### Exercise inputs ###

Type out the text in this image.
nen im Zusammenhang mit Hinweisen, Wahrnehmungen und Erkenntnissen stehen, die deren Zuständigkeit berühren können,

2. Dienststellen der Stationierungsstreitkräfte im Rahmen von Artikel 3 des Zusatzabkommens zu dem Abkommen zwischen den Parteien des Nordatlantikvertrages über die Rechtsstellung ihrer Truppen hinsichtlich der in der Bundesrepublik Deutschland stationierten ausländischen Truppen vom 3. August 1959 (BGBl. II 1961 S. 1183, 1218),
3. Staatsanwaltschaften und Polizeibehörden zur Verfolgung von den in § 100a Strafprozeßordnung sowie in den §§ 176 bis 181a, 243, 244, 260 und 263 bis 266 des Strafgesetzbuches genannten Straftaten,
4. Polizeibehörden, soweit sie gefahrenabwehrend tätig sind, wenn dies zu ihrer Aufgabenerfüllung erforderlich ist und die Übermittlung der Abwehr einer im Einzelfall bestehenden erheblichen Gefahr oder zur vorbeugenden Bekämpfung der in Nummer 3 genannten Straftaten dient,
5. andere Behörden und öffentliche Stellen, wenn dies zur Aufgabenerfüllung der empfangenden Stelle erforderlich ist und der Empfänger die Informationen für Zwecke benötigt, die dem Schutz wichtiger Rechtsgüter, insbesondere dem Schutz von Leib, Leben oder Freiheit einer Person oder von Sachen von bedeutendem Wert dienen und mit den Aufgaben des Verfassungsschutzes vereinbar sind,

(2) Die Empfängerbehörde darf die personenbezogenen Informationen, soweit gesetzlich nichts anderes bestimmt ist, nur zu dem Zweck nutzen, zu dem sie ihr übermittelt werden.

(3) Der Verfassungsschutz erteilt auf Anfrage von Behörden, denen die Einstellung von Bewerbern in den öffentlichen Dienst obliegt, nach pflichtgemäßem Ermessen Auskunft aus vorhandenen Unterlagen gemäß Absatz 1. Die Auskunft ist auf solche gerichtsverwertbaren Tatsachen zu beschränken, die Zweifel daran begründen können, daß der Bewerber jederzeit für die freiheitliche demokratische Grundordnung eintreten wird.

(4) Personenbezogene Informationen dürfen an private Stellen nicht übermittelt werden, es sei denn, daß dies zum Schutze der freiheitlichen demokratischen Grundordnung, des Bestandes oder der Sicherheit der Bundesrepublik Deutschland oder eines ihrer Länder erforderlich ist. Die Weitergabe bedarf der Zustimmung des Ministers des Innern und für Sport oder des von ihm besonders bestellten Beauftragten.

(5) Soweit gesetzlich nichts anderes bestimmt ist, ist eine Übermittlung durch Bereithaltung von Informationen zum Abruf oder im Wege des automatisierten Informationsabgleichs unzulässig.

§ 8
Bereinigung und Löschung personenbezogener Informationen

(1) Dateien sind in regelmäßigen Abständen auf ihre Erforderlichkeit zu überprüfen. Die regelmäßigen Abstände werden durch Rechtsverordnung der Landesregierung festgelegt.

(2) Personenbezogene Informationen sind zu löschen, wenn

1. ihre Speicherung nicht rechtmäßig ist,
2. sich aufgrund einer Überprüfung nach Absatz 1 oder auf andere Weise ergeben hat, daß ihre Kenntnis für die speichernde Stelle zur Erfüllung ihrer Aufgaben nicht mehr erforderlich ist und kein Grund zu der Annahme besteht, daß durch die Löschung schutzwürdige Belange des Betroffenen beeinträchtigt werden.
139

###

### [Stated exercise]
Repeat all the entries word for word.

### [Written answer]
Type out the text in this image.
nen im Zusammenhang mit Hinweisen, Wahrnehmungen und Erkenntnissen stehen, die deren Zuständigkeit berühren können,

2. Dienststellen der Stationierungsstreitkräfte im Rahmen von Artikel 3 des Zusatzabkommens zu dem Abkommen zwischen den Parteien des Nordatlantikvertrages über die Rechtsstellung ihrer Truppen hinsichtlich der in der Bundesrepublik Deutschland stationierten ausländischen Truppen vom 3. August 1959 (BGBl. II 1961 S. 1183, 1218),
3. Staatsanwaltschaften und Polizeibehörden zur Verfolgung von den in § 100a Strafprozeßordnung sowie in den §§ 176 bis 181a, 243, 244, 260 und 263 bis 266 des Strafgesetzbuches genannten Straftaten,
4. Polizeibehörden, soweit sie gefahrenabwehrend tätig sind, wenn dies zu ihrer Aufgabenerfüllung erforderlich ist und die Übermittlung der Abwehr einer im Einzelfall bestehenden erheblichen Gefahr oder zur vorbeugenden Bekämpfung der in Nummer 3 genannten Straftaten dient,
5. andere Behörden und öffentliche Stellen, wenn dies zur Aufgabenerfüllung der empfangenden Stelle erforderlich ist und der Empfänger die Informationen für Zwecke benötigt, die dem Schutz wichtiger Rechtsgüter, insbesondere dem Schutz von Leib, Leben oder Freiheit einer Person oder von Sachen von bedeutendem Wert dienen und mit den Aufgaben des Verfassungsschutzes vereinbar sind,

(2) Die Empfängerbehörde darf die personenbezogenen Informationen, soweit gesetzlich nichts anderes bestimmt ist, nur zu dem Zweck nutzen, zu dem sie ihr übermittelt werden.

(3) Der Verfassungsschutz erteilt auf Anfrage von Behörden, denen die Einstellung von Bewerbern in den öffentlichen Dienst obliegt, nach pflichtgemäßem Ermessen Auskunft aus vorhandenen Unterlagen gemäß Absatz 1. Die Auskunft ist auf solche gerichtsverwertbaren Tatsachen zu beschränken, die Zweifel daran begründen können, daß der Bewerber jederzeit für die freiheitliche demokratische Grundordnung eintreten wird.

(4) Personenbezogene Informationen dürfen an private Stellen nicht übermittelt werden, es sei denn, daß dies zum Schutze der freiheitlichen demokratischen Grundordnung, des Bestandes oder der Sicherheit der Bundesrepublik Deutschland oder eines ihrer Länder erforderlich ist. Die Weitergabe bedarf der Zustimmung des Ministers des Innern und für Sport oder des von ihm besonders bestellten Beauftragten.

(5) Soweit gesetzlich nichts anderes bestimmt ist, ist eine Übermittlung durch Bereithaltung von Informationen zum Abruf oder im Wege des automatisierten Informationsabgleichs unzulässig.

§ 8
Bereinigung und Löschung personenbezogener Informationen

(1) Dateien sind in regelmäßigen Abständen auf ihre Erforderlichkeit zu überprüfen. Die regelmäßigen Abstände werden durch Rechtsverordnung der Landesregierung festgelegt.

(2) Personenbezogene Informationen sind zu löschen, wenn

1. ihre Speicherung nicht rechtmäßig ist,
2. sich aufgrund einer Überprüfung nach Absatz 1 oder auf andere Weise ergeben hat, daß ihre Kenntnis für die speichernde Stelle zur Erfüllung ihrer Aufgaben nicht mehr erforderlich ist und kein Grund zu der Annahme besteht, daß durch die Löschung schutzwürdige Belange des Betroffenen beeinträchtigt werden.
139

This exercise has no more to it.